__What needs to be done__.
Reproduce every line of the material below, but drop the pictures.

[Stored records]
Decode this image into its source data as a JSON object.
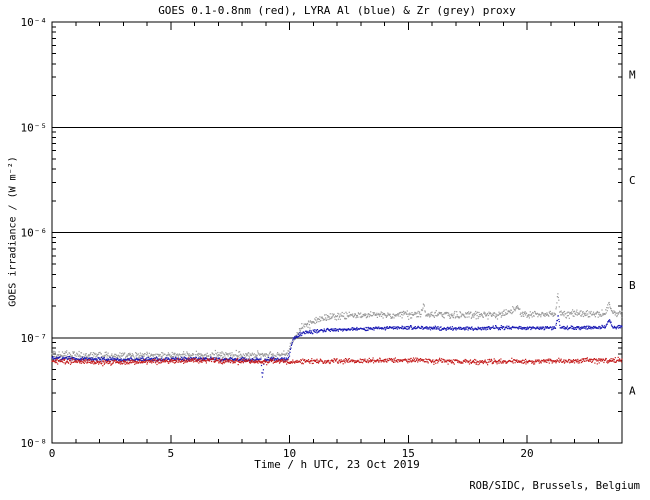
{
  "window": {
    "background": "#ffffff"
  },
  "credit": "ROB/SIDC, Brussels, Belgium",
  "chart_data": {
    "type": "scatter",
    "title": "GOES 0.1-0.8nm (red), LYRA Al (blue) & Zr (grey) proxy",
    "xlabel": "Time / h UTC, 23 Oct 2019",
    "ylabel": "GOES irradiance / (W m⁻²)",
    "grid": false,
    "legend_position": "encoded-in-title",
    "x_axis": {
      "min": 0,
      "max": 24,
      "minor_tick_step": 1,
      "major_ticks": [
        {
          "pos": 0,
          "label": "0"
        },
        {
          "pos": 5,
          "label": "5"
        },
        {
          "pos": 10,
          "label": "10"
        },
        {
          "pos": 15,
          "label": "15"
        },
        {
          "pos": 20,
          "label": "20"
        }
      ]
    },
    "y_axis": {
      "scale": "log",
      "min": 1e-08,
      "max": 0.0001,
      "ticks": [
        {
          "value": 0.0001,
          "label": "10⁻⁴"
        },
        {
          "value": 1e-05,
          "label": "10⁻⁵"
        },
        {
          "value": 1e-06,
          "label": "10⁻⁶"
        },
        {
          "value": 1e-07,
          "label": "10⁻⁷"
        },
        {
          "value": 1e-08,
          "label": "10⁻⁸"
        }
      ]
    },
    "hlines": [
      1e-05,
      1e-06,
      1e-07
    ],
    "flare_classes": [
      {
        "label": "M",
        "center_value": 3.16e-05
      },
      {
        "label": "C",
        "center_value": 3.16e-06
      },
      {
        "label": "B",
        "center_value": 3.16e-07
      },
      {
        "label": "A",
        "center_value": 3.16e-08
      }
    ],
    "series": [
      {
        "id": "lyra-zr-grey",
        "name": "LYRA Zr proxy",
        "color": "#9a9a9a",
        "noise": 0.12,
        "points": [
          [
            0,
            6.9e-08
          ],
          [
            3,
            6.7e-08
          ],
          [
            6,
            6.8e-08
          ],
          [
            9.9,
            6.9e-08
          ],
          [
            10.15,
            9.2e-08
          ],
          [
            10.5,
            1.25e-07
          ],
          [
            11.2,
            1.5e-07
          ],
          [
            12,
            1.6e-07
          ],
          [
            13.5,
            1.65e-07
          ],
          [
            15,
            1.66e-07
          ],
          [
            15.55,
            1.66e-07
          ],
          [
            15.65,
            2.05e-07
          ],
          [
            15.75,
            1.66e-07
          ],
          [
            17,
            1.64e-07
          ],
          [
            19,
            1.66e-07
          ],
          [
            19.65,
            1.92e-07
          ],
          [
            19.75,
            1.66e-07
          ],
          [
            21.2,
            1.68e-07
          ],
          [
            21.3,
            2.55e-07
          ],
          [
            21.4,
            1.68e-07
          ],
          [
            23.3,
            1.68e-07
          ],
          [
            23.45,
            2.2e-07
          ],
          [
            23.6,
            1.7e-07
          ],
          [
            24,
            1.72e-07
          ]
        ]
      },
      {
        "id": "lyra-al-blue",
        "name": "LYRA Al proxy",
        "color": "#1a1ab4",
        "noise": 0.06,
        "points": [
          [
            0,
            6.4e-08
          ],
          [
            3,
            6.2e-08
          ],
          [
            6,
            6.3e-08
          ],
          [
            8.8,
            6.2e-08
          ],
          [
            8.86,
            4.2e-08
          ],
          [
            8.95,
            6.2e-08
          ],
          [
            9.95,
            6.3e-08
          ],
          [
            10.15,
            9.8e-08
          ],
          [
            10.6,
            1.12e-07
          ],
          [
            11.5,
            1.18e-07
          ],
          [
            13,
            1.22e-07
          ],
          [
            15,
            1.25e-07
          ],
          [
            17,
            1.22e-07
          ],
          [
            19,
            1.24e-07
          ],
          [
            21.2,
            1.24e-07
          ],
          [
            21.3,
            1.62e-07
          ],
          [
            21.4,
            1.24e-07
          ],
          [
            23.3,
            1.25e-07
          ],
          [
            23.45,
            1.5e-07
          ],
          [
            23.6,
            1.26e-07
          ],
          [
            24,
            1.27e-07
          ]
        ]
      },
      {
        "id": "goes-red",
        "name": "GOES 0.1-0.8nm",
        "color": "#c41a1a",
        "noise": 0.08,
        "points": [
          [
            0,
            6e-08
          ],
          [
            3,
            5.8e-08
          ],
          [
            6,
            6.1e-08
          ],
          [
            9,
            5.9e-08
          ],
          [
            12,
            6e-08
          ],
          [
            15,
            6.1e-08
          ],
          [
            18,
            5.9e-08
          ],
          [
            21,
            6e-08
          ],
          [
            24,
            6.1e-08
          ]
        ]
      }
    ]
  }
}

__Solution__.
Decode this image into its source data as a JSON object.
{
  "window": {
    "background": "#ffffff"
  },
  "credit": "ROB/SIDC, Brussels, Belgium",
  "chart_data": {
    "type": "scatter",
    "title": "GOES 0.1-0.8nm (red), LYRA Al (blue) & Zr (grey) proxy",
    "xlabel": "Time / h UTC, 23 Oct 2019",
    "ylabel": "GOES irradiance / (W m⁻²)",
    "grid": false,
    "legend_position": "encoded-in-title",
    "x_axis": {
      "min": 0,
      "max": 24,
      "minor_tick_step": 1,
      "major_ticks": [
        {
          "pos": 0,
          "label": "0"
        },
        {
          "pos": 5,
          "label": "5"
        },
        {
          "pos": 10,
          "label": "10"
        },
        {
          "pos": 15,
          "label": "15"
        },
        {
          "pos": 20,
          "label": "20"
        }
      ]
    },
    "y_axis": {
      "scale": "log",
      "min": 1e-08,
      "max": 0.0001,
      "ticks": [
        {
          "value": 0.0001,
          "label": "10⁻⁴"
        },
        {
          "value": 1e-05,
          "label": "10⁻⁵"
        },
        {
          "value": 1e-06,
          "label": "10⁻⁶"
        },
        {
          "value": 1e-07,
          "label": "10⁻⁷"
        },
        {
          "value": 1e-08,
          "label": "10⁻⁸"
        }
      ]
    },
    "hlines": [
      1e-05,
      1e-06,
      1e-07
    ],
    "flare_classes": [
      {
        "label": "M",
        "center_value": 3.16e-05
      },
      {
        "label": "C",
        "center_value": 3.16e-06
      },
      {
        "label": "B",
        "center_value": 3.16e-07
      },
      {
        "label": "A",
        "center_value": 3.16e-08
      }
    ],
    "series": [
      {
        "id": "lyra-zr-grey",
        "name": "LYRA Zr proxy",
        "color": "#9a9a9a",
        "noise": 0.12,
        "points": [
          [
            0,
            6.9e-08
          ],
          [
            3,
            6.7e-08
          ],
          [
            6,
            6.8e-08
          ],
          [
            9.9,
            6.9e-08
          ],
          [
            10.15,
            9.2e-08
          ],
          [
            10.5,
            1.25e-07
          ],
          [
            11.2,
            1.5e-07
          ],
          [
            12,
            1.6e-07
          ],
          [
            13.5,
            1.65e-07
          ],
          [
            15,
            1.66e-07
          ],
          [
            15.55,
            1.66e-07
          ],
          [
            15.65,
            2.05e-07
          ],
          [
            15.75,
            1.66e-07
          ],
          [
            17,
            1.64e-07
          ],
          [
            19,
            1.66e-07
          ],
          [
            19.65,
            1.92e-07
          ],
          [
            19.75,
            1.66e-07
          ],
          [
            21.2,
            1.68e-07
          ],
          [
            21.3,
            2.55e-07
          ],
          [
            21.4,
            1.68e-07
          ],
          [
            23.3,
            1.68e-07
          ],
          [
            23.45,
            2.2e-07
          ],
          [
            23.6,
            1.7e-07
          ],
          [
            24,
            1.72e-07
          ]
        ]
      },
      {
        "id": "lyra-al-blue",
        "name": "LYRA Al proxy",
        "color": "#1a1ab4",
        "noise": 0.06,
        "points": [
          [
            0,
            6.4e-08
          ],
          [
            3,
            6.2e-08
          ],
          [
            6,
            6.3e-08
          ],
          [
            8.8,
            6.2e-08
          ],
          [
            8.86,
            4.2e-08
          ],
          [
            8.95,
            6.2e-08
          ],
          [
            9.95,
            6.3e-08
          ],
          [
            10.15,
            9.8e-08
          ],
          [
            10.6,
            1.12e-07
          ],
          [
            11.5,
            1.18e-07
          ],
          [
            13,
            1.22e-07
          ],
          [
            15,
            1.25e-07
          ],
          [
            17,
            1.22e-07
          ],
          [
            19,
            1.24e-07
          ],
          [
            21.2,
            1.24e-07
          ],
          [
            21.3,
            1.62e-07
          ],
          [
            21.4,
            1.24e-07
          ],
          [
            23.3,
            1.25e-07
          ],
          [
            23.45,
            1.5e-07
          ],
          [
            23.6,
            1.26e-07
          ],
          [
            24,
            1.27e-07
          ]
        ]
      },
      {
        "id": "goes-red",
        "name": "GOES 0.1-0.8nm",
        "color": "#c41a1a",
        "noise": 0.08,
        "points": [
          [
            0,
            6e-08
          ],
          [
            3,
            5.8e-08
          ],
          [
            6,
            6.1e-08
          ],
          [
            9,
            5.9e-08
          ],
          [
            12,
            6e-08
          ],
          [
            15,
            6.1e-08
          ],
          [
            18,
            5.9e-08
          ],
          [
            21,
            6e-08
          ],
          [
            24,
            6.1e-08
          ]
        ]
      }
    ]
  }
}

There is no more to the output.